* Data excerpts:

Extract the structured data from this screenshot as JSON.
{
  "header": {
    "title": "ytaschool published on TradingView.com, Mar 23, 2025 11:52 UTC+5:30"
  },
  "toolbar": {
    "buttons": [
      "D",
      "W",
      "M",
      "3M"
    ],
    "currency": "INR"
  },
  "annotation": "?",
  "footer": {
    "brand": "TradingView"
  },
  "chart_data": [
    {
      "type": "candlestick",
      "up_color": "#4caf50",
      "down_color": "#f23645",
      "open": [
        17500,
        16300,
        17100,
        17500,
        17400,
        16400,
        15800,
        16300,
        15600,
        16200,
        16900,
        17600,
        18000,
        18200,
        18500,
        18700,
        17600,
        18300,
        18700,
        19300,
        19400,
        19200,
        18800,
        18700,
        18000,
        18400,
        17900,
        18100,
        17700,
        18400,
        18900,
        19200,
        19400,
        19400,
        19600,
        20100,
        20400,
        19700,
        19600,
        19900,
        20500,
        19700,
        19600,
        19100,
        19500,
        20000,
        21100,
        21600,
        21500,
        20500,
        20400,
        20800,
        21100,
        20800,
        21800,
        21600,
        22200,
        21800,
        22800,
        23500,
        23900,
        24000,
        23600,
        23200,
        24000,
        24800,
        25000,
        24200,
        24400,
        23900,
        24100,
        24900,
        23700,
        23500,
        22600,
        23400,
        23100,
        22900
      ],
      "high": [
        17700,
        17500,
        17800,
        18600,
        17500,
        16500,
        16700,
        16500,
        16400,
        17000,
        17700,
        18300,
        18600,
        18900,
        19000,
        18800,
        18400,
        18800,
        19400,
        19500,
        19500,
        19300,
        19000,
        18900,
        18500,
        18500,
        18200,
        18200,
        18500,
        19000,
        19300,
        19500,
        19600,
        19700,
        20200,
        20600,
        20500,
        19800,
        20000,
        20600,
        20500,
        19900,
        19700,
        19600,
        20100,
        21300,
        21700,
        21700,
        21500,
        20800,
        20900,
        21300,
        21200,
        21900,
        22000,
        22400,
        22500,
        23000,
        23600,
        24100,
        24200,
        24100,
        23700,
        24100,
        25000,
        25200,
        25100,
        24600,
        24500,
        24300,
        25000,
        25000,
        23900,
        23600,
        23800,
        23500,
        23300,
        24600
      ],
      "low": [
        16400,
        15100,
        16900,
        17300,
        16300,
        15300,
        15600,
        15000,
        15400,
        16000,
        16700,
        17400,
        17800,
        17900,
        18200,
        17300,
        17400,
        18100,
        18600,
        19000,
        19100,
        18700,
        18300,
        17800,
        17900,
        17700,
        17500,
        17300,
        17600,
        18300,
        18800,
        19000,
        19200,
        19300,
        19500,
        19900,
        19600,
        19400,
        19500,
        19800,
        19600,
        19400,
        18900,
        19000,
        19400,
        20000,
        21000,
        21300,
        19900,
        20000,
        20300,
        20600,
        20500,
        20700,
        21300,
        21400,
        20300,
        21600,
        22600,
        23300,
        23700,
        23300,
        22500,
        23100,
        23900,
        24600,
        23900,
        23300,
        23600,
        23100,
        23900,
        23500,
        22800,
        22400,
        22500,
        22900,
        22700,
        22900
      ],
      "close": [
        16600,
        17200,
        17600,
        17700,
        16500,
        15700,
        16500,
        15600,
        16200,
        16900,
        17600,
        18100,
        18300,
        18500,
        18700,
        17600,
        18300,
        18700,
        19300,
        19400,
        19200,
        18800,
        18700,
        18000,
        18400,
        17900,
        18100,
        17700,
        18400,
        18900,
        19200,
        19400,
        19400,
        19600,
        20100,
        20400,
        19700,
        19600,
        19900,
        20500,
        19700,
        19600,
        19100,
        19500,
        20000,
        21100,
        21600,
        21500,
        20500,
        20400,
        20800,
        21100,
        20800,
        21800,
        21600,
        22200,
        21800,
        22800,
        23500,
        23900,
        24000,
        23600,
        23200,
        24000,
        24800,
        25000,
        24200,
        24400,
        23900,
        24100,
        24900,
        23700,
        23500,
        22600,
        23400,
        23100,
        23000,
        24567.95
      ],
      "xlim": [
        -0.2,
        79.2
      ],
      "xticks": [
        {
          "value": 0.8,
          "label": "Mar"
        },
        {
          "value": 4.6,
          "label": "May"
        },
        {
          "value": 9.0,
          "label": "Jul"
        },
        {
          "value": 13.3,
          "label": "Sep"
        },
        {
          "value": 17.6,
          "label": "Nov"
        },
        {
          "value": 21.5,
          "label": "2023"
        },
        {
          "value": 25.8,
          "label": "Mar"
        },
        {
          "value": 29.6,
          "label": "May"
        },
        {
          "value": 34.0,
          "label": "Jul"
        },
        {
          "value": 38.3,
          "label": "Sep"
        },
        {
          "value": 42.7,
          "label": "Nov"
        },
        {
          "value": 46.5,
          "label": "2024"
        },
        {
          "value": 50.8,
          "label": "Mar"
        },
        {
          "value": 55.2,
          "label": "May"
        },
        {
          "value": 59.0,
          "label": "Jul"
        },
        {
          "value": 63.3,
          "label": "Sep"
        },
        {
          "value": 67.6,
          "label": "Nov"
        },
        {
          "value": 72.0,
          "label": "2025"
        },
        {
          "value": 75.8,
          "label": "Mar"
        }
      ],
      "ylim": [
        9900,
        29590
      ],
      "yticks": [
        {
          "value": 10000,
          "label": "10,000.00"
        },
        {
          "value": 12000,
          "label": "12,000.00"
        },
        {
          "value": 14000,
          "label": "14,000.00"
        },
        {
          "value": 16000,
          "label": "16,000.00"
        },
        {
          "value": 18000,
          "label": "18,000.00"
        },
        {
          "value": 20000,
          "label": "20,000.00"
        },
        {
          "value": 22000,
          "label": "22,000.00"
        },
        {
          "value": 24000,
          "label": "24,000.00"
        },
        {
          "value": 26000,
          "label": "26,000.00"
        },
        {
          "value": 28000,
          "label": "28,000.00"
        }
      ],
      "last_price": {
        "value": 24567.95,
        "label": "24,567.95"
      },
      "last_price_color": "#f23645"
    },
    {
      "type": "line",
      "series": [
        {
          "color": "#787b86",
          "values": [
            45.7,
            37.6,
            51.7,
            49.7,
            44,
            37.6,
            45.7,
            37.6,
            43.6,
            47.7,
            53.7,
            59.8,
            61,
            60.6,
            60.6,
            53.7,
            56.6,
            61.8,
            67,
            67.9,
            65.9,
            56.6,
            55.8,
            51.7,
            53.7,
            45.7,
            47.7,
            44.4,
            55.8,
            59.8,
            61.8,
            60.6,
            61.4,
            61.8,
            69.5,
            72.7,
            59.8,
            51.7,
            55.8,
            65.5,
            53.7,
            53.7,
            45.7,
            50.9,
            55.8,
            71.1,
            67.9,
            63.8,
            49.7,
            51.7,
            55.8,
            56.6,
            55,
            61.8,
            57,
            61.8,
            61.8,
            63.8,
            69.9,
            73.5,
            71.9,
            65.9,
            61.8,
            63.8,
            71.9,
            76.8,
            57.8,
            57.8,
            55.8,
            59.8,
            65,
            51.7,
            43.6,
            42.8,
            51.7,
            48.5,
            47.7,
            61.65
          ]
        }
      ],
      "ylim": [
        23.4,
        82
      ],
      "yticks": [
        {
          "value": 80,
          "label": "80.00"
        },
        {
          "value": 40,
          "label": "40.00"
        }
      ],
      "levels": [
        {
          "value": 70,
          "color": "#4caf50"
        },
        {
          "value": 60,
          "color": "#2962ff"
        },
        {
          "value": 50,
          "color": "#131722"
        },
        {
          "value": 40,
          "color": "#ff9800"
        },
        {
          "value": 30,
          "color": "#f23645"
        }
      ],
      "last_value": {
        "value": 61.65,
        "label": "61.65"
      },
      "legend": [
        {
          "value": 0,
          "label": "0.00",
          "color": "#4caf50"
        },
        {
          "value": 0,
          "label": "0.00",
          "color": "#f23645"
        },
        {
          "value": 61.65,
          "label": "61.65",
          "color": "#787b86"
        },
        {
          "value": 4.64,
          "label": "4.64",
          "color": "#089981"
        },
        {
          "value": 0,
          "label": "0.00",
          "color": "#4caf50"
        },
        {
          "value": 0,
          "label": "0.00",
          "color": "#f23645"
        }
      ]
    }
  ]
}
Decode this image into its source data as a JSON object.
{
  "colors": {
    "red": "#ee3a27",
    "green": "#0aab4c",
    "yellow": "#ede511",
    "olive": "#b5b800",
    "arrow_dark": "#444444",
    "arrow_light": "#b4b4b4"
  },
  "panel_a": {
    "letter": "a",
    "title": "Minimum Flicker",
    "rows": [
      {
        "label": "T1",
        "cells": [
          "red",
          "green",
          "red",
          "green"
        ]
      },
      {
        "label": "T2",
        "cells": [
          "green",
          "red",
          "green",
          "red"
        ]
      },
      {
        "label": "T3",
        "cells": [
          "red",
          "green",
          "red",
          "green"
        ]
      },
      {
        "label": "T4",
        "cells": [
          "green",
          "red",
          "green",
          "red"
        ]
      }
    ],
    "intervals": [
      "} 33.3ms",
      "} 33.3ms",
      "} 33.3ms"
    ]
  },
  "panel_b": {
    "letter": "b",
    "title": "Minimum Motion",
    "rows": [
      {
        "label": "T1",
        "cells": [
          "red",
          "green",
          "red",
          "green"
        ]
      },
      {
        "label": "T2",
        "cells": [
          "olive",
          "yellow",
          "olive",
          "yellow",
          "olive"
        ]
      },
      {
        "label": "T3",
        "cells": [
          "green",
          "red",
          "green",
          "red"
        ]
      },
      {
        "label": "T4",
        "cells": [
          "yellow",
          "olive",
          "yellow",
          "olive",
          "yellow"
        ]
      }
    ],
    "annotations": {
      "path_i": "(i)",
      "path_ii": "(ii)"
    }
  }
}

* What to produce:
Find each line with the string "JSON" and copy it out.

* Answer for the task:
Extract the structured data from this screenshot as JSON.
Decode this image into its source data as a JSON object.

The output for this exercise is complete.